What to work on: Say how many lines of the listing below contain "from", giving the number and nothing else.
— START —
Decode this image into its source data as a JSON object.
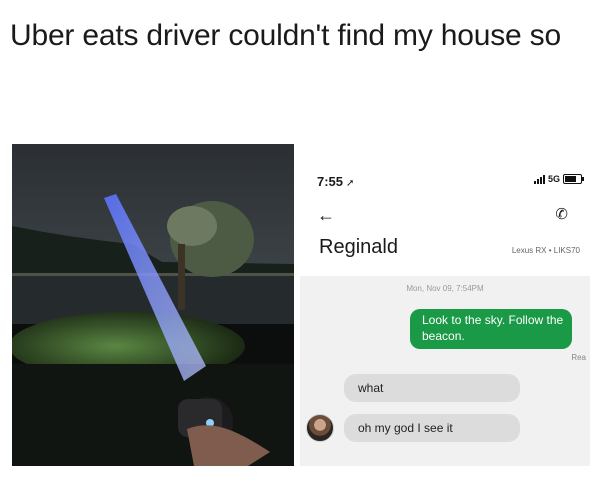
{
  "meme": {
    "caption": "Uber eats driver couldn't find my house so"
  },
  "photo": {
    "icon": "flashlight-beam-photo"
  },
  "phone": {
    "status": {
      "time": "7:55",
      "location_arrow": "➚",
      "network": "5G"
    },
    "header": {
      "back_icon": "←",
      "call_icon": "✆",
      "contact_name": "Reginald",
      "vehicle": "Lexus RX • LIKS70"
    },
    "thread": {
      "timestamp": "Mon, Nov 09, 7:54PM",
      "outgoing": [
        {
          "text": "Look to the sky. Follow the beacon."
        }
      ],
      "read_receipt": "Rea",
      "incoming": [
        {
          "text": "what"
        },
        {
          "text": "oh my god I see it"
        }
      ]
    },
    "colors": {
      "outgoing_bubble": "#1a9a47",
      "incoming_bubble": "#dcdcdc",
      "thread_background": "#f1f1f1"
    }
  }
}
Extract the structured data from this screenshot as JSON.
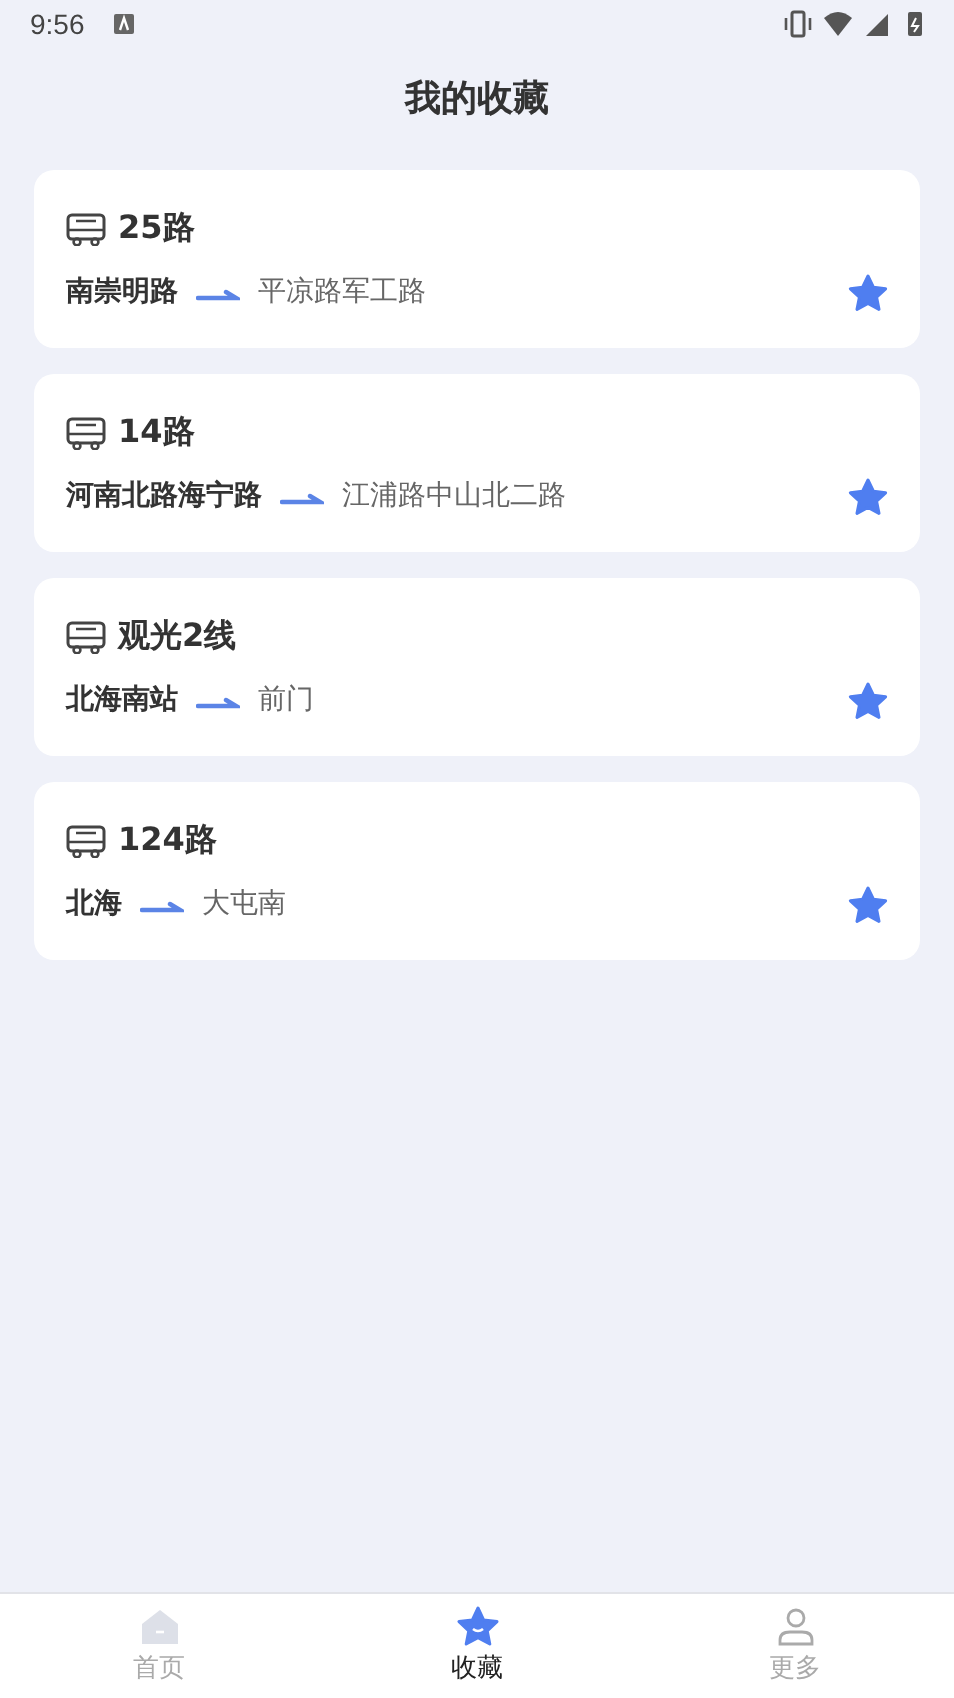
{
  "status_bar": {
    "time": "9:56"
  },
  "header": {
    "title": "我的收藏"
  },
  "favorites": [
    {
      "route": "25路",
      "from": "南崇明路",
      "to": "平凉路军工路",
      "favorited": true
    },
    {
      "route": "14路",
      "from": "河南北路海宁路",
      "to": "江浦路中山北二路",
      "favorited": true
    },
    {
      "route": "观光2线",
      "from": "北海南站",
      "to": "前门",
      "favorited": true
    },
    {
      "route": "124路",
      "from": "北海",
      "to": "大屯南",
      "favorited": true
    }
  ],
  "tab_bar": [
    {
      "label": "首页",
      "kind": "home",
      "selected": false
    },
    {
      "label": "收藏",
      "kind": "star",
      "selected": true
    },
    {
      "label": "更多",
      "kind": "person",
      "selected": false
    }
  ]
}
— END —
Task response: 5